— BEGIN RECORDS FOR THIS TASK —
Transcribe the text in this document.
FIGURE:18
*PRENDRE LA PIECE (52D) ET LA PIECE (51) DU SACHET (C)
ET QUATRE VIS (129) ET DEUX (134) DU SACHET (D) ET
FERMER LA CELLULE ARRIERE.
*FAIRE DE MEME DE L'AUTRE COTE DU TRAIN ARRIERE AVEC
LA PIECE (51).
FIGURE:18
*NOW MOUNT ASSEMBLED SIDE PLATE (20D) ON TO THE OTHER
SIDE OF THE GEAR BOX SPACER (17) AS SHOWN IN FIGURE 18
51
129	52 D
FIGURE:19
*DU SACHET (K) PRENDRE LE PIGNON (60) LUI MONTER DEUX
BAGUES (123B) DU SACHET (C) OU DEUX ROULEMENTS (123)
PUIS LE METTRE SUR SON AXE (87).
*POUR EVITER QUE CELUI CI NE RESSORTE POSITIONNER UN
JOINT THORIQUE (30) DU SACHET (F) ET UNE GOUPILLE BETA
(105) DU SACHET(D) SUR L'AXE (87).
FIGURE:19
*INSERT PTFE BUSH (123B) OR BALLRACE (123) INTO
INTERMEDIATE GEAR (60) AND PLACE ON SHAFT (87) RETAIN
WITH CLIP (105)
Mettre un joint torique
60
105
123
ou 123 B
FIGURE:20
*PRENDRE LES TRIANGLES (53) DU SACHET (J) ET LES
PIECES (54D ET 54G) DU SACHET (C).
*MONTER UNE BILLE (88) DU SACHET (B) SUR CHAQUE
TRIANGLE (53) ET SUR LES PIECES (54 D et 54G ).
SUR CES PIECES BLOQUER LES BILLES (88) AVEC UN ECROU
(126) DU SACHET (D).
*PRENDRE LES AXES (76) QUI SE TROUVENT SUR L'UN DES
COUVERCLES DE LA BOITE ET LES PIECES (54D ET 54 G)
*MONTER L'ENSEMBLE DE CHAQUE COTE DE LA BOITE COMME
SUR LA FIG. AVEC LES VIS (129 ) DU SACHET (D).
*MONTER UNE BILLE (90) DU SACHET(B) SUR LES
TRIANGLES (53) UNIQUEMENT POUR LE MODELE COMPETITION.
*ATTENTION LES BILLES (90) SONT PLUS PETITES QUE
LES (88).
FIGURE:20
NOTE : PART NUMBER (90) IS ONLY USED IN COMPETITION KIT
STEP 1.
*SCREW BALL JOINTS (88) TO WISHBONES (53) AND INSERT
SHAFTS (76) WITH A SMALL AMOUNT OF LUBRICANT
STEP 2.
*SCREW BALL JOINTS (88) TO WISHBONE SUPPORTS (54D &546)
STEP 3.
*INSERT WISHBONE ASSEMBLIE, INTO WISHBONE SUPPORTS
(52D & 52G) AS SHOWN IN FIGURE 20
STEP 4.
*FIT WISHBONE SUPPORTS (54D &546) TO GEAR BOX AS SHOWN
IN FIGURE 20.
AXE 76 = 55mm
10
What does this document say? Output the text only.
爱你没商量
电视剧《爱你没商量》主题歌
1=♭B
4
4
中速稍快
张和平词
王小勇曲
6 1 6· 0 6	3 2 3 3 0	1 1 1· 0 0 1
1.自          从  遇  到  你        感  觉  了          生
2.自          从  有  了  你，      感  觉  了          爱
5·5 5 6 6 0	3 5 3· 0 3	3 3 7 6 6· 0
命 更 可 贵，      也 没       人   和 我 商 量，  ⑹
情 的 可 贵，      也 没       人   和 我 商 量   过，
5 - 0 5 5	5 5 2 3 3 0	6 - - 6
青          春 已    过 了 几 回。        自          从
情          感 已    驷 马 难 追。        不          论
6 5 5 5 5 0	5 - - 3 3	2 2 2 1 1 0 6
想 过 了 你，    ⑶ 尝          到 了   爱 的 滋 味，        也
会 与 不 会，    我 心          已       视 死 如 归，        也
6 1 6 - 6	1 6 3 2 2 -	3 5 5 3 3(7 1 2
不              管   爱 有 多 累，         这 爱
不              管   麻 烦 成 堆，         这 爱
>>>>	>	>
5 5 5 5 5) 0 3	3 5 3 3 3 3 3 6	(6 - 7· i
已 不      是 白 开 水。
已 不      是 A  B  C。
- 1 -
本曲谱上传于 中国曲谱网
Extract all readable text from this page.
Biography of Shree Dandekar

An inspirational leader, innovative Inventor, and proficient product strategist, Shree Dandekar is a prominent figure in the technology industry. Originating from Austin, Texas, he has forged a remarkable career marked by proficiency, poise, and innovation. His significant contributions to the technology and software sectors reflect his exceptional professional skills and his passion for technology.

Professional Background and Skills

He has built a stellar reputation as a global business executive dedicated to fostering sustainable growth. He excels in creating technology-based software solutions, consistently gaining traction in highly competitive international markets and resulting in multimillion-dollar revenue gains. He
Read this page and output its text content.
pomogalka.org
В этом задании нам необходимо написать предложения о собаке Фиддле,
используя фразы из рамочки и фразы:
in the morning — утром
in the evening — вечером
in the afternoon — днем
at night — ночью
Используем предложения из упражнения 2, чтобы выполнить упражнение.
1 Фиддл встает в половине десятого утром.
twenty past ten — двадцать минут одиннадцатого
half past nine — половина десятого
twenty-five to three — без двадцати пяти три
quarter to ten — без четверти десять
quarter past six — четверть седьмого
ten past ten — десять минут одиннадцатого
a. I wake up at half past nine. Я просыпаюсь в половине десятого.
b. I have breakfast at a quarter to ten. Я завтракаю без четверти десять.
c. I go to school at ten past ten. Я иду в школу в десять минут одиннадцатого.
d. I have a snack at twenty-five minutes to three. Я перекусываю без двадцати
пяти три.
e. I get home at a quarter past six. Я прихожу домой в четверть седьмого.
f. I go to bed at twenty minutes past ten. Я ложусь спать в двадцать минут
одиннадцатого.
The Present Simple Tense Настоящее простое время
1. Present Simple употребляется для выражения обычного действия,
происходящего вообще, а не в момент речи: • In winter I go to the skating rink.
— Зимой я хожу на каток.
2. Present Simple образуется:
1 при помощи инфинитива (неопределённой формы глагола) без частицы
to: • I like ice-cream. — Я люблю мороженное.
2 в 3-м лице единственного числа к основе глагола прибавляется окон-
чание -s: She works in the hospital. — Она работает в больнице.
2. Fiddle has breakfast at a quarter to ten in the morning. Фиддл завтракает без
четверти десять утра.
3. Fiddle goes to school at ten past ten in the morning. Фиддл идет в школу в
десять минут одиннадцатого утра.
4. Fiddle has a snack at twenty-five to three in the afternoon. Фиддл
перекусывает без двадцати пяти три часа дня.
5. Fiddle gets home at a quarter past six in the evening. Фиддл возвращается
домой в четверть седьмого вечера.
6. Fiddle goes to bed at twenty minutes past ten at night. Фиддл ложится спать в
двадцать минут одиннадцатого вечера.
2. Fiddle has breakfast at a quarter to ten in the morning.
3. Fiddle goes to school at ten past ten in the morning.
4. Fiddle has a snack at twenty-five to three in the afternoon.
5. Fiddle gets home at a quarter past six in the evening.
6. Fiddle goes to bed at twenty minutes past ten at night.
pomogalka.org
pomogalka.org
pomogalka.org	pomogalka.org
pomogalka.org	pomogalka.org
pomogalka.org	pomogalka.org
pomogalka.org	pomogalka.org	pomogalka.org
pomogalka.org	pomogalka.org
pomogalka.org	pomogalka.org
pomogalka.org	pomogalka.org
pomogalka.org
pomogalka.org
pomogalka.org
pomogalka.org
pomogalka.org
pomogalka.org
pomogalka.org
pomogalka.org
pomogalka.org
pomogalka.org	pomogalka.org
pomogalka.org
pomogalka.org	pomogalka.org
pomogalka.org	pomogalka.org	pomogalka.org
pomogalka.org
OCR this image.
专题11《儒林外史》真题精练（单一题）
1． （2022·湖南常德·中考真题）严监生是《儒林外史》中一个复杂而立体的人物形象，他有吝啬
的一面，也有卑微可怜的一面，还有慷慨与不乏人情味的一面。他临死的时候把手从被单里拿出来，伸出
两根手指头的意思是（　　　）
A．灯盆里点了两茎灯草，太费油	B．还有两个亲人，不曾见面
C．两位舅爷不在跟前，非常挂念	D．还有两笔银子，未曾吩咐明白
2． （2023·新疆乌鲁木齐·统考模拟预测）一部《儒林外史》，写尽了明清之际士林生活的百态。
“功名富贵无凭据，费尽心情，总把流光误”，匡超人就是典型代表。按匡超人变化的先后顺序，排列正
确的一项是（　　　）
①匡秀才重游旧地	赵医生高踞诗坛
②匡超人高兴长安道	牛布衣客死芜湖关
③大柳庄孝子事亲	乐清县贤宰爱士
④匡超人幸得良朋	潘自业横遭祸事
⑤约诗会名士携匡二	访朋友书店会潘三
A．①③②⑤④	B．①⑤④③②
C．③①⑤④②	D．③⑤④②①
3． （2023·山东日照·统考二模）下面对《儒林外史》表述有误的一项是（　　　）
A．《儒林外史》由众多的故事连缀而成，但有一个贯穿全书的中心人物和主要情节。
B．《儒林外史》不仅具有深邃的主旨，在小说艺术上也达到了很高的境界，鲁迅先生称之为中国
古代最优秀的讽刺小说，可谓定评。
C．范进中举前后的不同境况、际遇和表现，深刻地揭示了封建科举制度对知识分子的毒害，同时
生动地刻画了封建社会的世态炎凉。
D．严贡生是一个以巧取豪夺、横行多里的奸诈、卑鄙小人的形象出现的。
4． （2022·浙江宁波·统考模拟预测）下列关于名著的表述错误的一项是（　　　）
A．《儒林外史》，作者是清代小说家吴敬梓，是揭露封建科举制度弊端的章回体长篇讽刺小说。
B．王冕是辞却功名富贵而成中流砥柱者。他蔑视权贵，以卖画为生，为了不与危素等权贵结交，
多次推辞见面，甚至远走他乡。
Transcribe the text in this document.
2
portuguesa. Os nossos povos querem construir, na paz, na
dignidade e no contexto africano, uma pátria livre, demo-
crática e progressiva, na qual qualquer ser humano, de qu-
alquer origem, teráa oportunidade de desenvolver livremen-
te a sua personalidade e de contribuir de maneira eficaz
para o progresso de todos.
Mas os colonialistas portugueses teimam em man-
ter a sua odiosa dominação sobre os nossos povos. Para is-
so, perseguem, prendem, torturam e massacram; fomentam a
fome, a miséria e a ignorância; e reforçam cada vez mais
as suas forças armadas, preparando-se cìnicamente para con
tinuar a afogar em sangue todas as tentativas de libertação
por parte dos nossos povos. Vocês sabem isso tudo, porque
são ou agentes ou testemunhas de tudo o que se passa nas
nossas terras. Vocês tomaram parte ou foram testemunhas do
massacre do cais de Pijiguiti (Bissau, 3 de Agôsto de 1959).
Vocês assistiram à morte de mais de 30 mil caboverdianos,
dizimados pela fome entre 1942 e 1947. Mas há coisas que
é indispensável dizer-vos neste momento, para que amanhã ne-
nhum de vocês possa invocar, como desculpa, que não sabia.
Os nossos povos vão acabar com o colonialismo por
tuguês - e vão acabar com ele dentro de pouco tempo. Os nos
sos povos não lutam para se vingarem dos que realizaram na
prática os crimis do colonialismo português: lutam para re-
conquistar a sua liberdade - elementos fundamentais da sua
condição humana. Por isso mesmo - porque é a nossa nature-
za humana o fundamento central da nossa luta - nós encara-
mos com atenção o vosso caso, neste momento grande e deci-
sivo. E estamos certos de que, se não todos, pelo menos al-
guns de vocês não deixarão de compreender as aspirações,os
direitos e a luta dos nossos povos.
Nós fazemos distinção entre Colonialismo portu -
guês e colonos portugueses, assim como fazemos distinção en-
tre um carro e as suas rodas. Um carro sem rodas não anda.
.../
— END RECORDS FOR THIS TASK —
WHAT IS NEEDED
Whichever lines contain the string "двадцать", select and copy them.

RESULT BELOW
twenty past ten — двадцать минут одиннадцатого
f. I go to bed at twenty minutes past ten. Я ложусь спать в двадцать минут
двадцать минут одиннадцатого вечера.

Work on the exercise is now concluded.